◆ STATED TASK ◆
In the material below, list every line carrying the string "учебно".
** begin **
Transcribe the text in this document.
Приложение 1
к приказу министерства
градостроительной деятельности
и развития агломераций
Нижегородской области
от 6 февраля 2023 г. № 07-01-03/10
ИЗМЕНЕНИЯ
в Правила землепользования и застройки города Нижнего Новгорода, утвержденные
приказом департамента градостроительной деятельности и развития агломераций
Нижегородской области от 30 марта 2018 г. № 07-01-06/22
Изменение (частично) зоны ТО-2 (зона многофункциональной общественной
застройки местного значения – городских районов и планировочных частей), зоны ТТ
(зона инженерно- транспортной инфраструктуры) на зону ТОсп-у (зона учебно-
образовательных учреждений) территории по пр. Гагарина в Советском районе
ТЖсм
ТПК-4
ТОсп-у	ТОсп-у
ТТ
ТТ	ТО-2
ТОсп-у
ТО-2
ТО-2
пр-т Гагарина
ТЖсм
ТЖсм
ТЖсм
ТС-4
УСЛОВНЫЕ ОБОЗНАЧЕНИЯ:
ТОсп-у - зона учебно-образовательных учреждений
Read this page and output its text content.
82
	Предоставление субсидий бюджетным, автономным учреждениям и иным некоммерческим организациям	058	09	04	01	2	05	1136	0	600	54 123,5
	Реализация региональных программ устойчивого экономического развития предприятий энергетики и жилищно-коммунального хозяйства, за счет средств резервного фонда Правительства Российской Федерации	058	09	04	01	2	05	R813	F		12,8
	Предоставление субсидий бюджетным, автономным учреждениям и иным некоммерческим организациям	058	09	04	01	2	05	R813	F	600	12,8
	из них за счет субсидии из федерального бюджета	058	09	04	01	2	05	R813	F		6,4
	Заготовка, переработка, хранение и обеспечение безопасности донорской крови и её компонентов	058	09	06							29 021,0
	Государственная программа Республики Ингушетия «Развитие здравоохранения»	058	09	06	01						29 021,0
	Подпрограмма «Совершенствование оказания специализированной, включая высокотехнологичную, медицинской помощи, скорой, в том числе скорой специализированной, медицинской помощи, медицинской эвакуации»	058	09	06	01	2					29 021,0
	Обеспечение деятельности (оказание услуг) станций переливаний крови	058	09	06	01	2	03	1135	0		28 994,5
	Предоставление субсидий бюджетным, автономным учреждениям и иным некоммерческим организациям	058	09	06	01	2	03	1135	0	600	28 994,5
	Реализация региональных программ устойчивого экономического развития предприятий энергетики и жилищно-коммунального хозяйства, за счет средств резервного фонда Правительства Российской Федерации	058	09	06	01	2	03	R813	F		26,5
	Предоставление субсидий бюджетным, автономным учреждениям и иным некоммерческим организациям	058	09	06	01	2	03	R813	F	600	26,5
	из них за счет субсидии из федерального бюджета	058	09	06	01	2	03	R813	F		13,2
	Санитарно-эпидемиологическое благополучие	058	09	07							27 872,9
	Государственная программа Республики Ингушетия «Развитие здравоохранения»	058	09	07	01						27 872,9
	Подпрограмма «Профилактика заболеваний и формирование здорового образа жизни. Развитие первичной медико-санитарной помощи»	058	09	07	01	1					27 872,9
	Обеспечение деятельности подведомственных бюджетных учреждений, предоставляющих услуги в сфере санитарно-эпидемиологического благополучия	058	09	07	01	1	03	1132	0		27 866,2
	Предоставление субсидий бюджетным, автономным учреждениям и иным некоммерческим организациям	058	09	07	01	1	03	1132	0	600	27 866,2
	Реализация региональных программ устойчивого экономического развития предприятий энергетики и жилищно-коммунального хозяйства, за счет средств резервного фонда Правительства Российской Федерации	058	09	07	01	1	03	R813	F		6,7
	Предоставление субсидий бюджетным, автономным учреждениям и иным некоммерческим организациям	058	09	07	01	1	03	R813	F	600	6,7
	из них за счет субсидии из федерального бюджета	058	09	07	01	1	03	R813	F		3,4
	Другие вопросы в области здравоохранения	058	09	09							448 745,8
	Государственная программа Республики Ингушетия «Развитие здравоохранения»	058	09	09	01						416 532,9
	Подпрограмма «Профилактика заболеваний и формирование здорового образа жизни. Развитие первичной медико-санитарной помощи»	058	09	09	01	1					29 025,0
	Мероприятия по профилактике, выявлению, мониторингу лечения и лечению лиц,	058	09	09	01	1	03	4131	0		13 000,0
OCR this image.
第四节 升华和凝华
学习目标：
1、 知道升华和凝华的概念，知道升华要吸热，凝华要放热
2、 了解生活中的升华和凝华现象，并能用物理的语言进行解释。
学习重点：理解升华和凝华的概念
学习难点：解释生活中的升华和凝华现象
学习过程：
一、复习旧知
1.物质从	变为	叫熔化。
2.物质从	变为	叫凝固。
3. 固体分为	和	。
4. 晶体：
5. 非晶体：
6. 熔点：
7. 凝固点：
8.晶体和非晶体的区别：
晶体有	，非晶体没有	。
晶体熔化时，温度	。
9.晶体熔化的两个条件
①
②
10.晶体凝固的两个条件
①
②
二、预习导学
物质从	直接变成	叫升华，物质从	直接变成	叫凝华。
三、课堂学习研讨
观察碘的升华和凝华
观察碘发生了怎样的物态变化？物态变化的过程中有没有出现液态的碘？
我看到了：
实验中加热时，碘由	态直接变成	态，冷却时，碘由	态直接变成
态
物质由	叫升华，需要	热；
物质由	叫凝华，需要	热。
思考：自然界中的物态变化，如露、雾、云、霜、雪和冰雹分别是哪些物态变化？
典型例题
** end **
◆ ANSWER TO THIS EXERCISE ◆
(зона инженерно- транспортной инфраструктуры) на зону ТОсп-у (зона учебно-
ТОсп-у - зона учебно-образовательных учреждений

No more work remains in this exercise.